» Records excerpted from a collection:
>>>>>
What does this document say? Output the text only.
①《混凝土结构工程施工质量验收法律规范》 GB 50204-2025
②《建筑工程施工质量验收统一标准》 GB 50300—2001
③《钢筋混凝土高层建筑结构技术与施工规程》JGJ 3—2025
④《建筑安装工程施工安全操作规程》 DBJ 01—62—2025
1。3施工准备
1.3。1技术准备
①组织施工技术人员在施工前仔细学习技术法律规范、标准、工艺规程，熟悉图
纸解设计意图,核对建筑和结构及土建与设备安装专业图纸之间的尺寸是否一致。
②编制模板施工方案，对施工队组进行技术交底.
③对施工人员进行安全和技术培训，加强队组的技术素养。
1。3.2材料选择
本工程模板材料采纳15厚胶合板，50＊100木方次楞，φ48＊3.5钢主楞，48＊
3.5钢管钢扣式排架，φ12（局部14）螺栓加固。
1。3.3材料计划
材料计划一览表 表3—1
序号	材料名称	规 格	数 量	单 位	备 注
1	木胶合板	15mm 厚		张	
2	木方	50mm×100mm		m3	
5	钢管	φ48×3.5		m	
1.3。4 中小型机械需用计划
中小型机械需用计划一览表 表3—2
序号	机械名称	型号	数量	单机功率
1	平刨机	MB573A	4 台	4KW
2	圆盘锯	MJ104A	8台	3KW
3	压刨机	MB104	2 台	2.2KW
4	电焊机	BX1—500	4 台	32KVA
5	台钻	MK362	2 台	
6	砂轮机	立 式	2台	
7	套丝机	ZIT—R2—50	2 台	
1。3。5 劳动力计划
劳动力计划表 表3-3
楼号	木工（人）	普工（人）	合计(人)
<<<<<
» Goal:
Each entry above is to be printed again exactly.

» Result:
What does this document say? Output the text only.
①《混凝土结构工程施工质量验收法律规范》 GB 50204-2025
②《建筑工程施工质量验收统一标准》 GB 50300—2001
③《钢筋混凝土高层建筑结构技术与施工规程》JGJ 3—2025
④《建筑安装工程施工安全操作规程》 DBJ 01—62—2025
1。3施工准备
1.3。1技术准备
①组织施工技术人员在施工前仔细学习技术法律规范、标准、工艺规程，熟悉图
纸解设计意图,核对建筑和结构及土建与设备安装专业图纸之间的尺寸是否一致。
②编制模板施工方案，对施工队组进行技术交底.
③对施工人员进行安全和技术培训，加强队组的技术素养。
1。3.2材料选择
本工程模板材料采纳15厚胶合板，50＊100木方次楞，φ48＊3.5钢主楞，48＊
3.5钢管钢扣式排架，φ12（局部14）螺栓加固。
1。3.3材料计划
材料计划一览表 表3—1
序号	材料名称	规 格	数 量	单 位	备 注
1	木胶合板	15mm 厚		张	
2	木方	50mm×100mm		m3	
5	钢管	φ48×3.5		m	
1.3。4 中小型机械需用计划
中小型机械需用计划一览表 表3—2
序号	机械名称	型号	数量	单机功率
1	平刨机	MB573A	4 台	4KW
2	圆盘锯	MJ104A	8台	3KW
3	压刨机	MB104	2 台	2.2KW
4	电焊机	BX1—500	4 台	32KVA
5	台钻	MK362	2 台	
6	砂轮机	立 式	2台	
7	套丝机	ZIT—R2—50	2 台	
1。3。5 劳动力计划
劳动力计划表 表3-3
楼号	木工（人）	普工（人）	合计(人)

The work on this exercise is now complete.